-- start Source material --
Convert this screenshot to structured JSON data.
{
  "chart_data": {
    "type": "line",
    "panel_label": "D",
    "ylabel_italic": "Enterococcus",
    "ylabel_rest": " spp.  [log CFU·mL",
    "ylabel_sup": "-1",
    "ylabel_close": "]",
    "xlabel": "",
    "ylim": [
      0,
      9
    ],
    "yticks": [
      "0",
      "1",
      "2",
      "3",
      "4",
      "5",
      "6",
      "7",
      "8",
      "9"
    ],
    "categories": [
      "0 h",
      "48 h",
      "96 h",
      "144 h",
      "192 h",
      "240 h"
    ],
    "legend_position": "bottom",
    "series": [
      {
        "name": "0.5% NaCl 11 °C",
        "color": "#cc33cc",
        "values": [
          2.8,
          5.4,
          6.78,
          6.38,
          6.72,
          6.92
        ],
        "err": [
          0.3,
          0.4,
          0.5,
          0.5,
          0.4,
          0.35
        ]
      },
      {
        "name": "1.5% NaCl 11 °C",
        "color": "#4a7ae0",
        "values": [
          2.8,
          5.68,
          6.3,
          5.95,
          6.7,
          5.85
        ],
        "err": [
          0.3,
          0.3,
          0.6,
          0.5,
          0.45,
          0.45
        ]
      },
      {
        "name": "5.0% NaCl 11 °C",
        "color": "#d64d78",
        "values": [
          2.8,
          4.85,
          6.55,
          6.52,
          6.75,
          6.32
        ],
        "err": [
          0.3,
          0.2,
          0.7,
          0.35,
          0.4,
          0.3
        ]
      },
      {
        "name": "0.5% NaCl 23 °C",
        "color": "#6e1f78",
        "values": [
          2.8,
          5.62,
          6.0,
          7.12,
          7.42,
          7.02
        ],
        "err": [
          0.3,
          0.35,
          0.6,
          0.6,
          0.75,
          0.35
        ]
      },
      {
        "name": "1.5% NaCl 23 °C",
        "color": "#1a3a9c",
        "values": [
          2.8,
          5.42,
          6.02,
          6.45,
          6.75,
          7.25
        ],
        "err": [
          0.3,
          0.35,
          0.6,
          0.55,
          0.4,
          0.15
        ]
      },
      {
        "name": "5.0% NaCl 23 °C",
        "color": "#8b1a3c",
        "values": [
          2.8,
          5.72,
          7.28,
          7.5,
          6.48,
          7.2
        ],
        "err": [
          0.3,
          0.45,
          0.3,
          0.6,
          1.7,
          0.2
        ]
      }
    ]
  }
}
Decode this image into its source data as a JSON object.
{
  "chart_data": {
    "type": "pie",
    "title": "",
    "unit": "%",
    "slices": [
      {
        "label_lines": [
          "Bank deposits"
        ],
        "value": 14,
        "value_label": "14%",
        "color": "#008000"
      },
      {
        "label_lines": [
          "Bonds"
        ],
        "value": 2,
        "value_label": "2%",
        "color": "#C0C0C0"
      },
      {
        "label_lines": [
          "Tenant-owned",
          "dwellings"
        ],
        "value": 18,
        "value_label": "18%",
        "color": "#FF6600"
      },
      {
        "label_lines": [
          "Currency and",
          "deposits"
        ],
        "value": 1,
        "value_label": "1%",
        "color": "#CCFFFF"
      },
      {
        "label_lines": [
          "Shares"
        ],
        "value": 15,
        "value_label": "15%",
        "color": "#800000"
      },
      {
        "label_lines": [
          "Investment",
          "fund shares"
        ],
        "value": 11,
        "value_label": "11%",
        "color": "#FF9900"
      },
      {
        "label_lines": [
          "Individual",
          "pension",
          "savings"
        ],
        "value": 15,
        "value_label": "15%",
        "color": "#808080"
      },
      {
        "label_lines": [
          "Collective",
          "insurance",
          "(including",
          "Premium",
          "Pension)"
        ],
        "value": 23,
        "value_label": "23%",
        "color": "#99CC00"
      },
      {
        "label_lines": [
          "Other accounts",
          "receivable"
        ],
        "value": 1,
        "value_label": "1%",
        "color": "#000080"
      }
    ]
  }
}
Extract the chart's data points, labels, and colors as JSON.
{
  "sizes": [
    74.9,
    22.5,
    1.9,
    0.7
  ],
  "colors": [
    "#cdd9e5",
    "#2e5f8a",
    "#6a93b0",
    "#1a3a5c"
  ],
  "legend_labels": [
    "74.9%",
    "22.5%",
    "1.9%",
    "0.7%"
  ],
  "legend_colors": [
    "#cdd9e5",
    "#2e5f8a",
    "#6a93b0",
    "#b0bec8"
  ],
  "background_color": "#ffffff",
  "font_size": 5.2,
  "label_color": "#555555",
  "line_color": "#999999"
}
-- end Source material --
Exercise goal -> Above are the records; retype every one exactly.

Task response ->
Convert this screenshot to structured JSON data.
{
  "chart_data": {
    "type": "line",
    "panel_label": "D",
    "ylabel_italic": "Enterococcus",
    "ylabel_rest": " spp.  [log CFU·mL",
    "ylabel_sup": "-1",
    "ylabel_close": "]",
    "xlabel": "",
    "ylim": [
      0,
      9
    ],
    "yticks": [
      "0",
      "1",
      "2",
      "3",
      "4",
      "5",
      "6",
      "7",
      "8",
      "9"
    ],
    "categories": [
      "0 h",
      "48 h",
      "96 h",
      "144 h",
      "192 h",
      "240 h"
    ],
    "legend_position": "bottom",
    "series": [
      {
        "name": "0.5% NaCl 11 °C",
        "color": "#cc33cc",
        "values": [
          2.8,
          5.4,
          6.78,
          6.38,
          6.72,
          6.92
        ],
        "err": [
          0.3,
          0.4,
          0.5,
          0.5,
          0.4,
          0.35
        ]
      },
      {
        "name": "1.5% NaCl 11 °C",
        "color": "#4a7ae0",
        "values": [
          2.8,
          5.68,
          6.3,
          5.95,
          6.7,
          5.85
        ],
        "err": [
          0.3,
          0.3,
          0.6,
          0.5,
          0.45,
          0.45
        ]
      },
      {
        "name": "5.0% NaCl 11 °C",
        "color": "#d64d78",
        "values": [
          2.8,
          4.85,
          6.55,
          6.52,
          6.75,
          6.32
        ],
        "err": [
          0.3,
          0.2,
          0.7,
          0.35,
          0.4,
          0.3
        ]
      },
      {
        "name": "0.5% NaCl 23 °C",
        "color": "#6e1f78",
        "values": [
          2.8,
          5.62,
          6.0,
          7.12,
          7.42,
          7.02
        ],
        "err": [
          0.3,
          0.35,
          0.6,
          0.6,
          0.75,
          0.35
        ]
      },
      {
        "name": "1.5% NaCl 23 °C",
        "color": "#1a3a9c",
        "values": [
          2.8,
          5.42,
          6.02,
          6.45,
          6.75,
          7.25
        ],
        "err": [
          0.3,
          0.35,
          0.6,
          0.55,
          0.4,
          0.15
        ]
      },
      {
        "name": "5.0% NaCl 23 °C",
        "color": "#8b1a3c",
        "values": [
          2.8,
          5.72,
          7.28,
          7.5,
          6.48,
          7.2
        ],
        "err": [
          0.3,
          0.45,
          0.3,
          0.6,
          1.7,
          0.2
        ]
      }
    ]
  }
}
Decode this image into its source data as a JSON object.
{
  "chart_data": {
    "type": "pie",
    "title": "",
    "unit": "%",
    "slices": [
      {
        "label_lines": [
          "Bank deposits"
        ],
        "value": 14,
        "value_label": "14%",
        "color": "#008000"
      },
      {
        "label_lines": [
          "Bonds"
        ],
        "value": 2,
        "value_label": "2%",
        "color": "#C0C0C0"
      },
      {
        "label_lines": [
          "Tenant-owned",
          "dwellings"
        ],
        "value": 18,
        "value_label": "18%",
        "color": "#FF6600"
      },
      {
        "label_lines": [
          "Currency and",
          "deposits"
        ],
        "value": 1,
        "value_label": "1%",
        "color": "#CCFFFF"
      },
      {
        "label_lines": [
          "Shares"
        ],
        "value": 15,
        "value_label": "15%",
        "color": "#800000"
      },
      {
        "label_lines": [
          "Investment",
          "fund shares"
        ],
        "value": 11,
        "value_label": "11%",
        "color": "#FF9900"
      },
      {
        "label_lines": [
          "Individual",
          "pension",
          "savings"
        ],
        "value": 15,
        "value_label": "15%",
        "color": "#808080"
      },
      {
        "label_lines": [
          "Collective",
          "insurance",
          "(including",
          "Premium",
          "Pension)"
        ],
        "value": 23,
        "value_label": "23%",
        "color": "#99CC00"
      },
      {
        "label_lines": [
          "Other accounts",
          "receivable"
        ],
        "value": 1,
        "value_label": "1%",
        "color": "#000080"
      }
    ]
  }
}
Extract the chart's data points, labels, and colors as JSON.
{
  "sizes": [
    74.9,
    22.5,
    1.9,
    0.7
  ],
  "colors": [
    "#cdd9e5",
    "#2e5f8a",
    "#6a93b0",
    "#1a3a5c"
  ],
  "legend_labels": [
    "74.9%",
    "22.5%",
    "1.9%",
    "0.7%"
  ],
  "legend_colors": [
    "#cdd9e5",
    "#2e5f8a",
    "#6a93b0",
    "#b0bec8"
  ],
  "background_color": "#ffffff",
  "font_size": 5.2,
  "label_color": "#555555",
  "line_color": "#999999"
}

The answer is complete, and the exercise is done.